WHAT TO PRODUCE.
Each record needs to be echoed exactly; can you do that?

---*---

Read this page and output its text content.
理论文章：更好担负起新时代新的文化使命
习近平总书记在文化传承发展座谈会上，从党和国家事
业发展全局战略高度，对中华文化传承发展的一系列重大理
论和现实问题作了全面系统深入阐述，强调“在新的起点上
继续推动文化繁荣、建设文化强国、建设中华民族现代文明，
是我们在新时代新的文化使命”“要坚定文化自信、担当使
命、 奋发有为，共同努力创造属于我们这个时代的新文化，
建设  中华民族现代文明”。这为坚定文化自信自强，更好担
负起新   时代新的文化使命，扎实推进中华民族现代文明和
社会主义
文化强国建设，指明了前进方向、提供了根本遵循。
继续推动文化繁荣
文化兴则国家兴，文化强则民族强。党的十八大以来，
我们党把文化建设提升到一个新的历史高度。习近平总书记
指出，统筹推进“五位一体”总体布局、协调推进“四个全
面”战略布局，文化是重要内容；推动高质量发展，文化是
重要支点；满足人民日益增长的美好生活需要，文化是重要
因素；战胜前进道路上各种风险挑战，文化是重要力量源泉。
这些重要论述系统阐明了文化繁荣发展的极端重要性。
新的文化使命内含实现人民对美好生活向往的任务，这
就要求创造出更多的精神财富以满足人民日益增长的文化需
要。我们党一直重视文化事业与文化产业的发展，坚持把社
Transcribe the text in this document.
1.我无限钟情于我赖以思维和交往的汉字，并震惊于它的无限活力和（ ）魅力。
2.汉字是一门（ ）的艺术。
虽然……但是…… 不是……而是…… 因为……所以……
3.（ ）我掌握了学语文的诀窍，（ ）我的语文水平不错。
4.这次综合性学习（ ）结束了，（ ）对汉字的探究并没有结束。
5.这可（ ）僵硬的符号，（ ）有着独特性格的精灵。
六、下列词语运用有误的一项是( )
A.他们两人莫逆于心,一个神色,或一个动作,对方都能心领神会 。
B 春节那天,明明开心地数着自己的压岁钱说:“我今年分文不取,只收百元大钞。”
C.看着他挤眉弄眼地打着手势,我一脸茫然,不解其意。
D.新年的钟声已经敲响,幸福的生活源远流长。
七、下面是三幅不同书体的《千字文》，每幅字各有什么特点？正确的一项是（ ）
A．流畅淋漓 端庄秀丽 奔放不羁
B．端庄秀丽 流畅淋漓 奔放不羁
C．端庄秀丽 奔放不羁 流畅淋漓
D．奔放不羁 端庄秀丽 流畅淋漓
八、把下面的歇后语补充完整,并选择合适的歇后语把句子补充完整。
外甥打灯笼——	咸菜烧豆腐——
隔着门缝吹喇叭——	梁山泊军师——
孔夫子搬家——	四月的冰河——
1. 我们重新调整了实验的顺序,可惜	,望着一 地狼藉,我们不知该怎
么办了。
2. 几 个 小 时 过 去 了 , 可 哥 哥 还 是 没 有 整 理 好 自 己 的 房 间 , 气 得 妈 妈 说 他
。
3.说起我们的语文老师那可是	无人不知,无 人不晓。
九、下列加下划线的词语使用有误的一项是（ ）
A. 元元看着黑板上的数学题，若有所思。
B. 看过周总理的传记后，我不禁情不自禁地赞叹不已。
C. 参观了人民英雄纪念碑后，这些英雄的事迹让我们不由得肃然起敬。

---*---

SOLVED EXERCISE.
Read this page and output its text content.
理论文章：更好担负起新时代新的文化使命
习近平总书记在文化传承发展座谈会上，从党和国家事
业发展全局战略高度，对中华文化传承发展的一系列重大理
论和现实问题作了全面系统深入阐述，强调“在新的起点上
继续推动文化繁荣、建设文化强国、建设中华民族现代文明，
是我们在新时代新的文化使命”“要坚定文化自信、担当使
命、 奋发有为，共同努力创造属于我们这个时代的新文化，
建设  中华民族现代文明”。这为坚定文化自信自强，更好担
负起新   时代新的文化使命，扎实推进中华民族现代文明和
社会主义
文化强国建设，指明了前进方向、提供了根本遵循。
继续推动文化繁荣
文化兴则国家兴，文化强则民族强。党的十八大以来，
我们党把文化建设提升到一个新的历史高度。习近平总书记
指出，统筹推进“五位一体”总体布局、协调推进“四个全
面”战略布局，文化是重要内容；推动高质量发展，文化是
重要支点；满足人民日益增长的美好生活需要，文化是重要
因素；战胜前进道路上各种风险挑战，文化是重要力量源泉。
这些重要论述系统阐明了文化繁荣发展的极端重要性。
新的文化使命内含实现人民对美好生活向往的任务，这
就要求创造出更多的精神财富以满足人民日益增长的文化需
要。我们党一直重视文化事业与文化产业的发展，坚持把社
Transcribe the text in this document.
1.我无限钟情于我赖以思维和交往的汉字，并震惊于它的无限活力和（ ）魅力。
2.汉字是一门（ ）的艺术。
虽然……但是…… 不是……而是…… 因为……所以……
3.（ ）我掌握了学语文的诀窍，（ ）我的语文水平不错。
4.这次综合性学习（ ）结束了，（ ）对汉字的探究并没有结束。
5.这可（ ）僵硬的符号，（ ）有着独特性格的精灵。
六、下列词语运用有误的一项是( )
A.他们两人莫逆于心,一个神色,或一个动作,对方都能心领神会 。
B 春节那天,明明开心地数着自己的压岁钱说:“我今年分文不取,只收百元大钞。”
C.看着他挤眉弄眼地打着手势,我一脸茫然,不解其意。
D.新年的钟声已经敲响,幸福的生活源远流长。
七、下面是三幅不同书体的《千字文》，每幅字各有什么特点？正确的一项是（ ）
A．流畅淋漓 端庄秀丽 奔放不羁
B．端庄秀丽 流畅淋漓 奔放不羁
C．端庄秀丽 奔放不羁 流畅淋漓
D．奔放不羁 端庄秀丽 流畅淋漓
八、把下面的歇后语补充完整,并选择合适的歇后语把句子补充完整。
外甥打灯笼——	咸菜烧豆腐——
隔着门缝吹喇叭——	梁山泊军师——
孔夫子搬家——	四月的冰河——
1. 我们重新调整了实验的顺序,可惜	,望着一 地狼藉,我们不知该怎
么办了。
2. 几 个 小 时 过 去 了 , 可 哥 哥 还 是 没 有 整 理 好 自 己 的 房 间 , 气 得 妈 妈 说 他
。
3.说起我们的语文老师那可是	无人不知,无 人不晓。
九、下列加下划线的词语使用有误的一项是（ ）
A. 元元看着黑板上的数学题，若有所思。
B. 看过周总理的传记后，我不禁情不自禁地赞叹不已。
C. 参观了人民英雄纪念碑后，这些英雄的事迹让我们不由得肃然起敬。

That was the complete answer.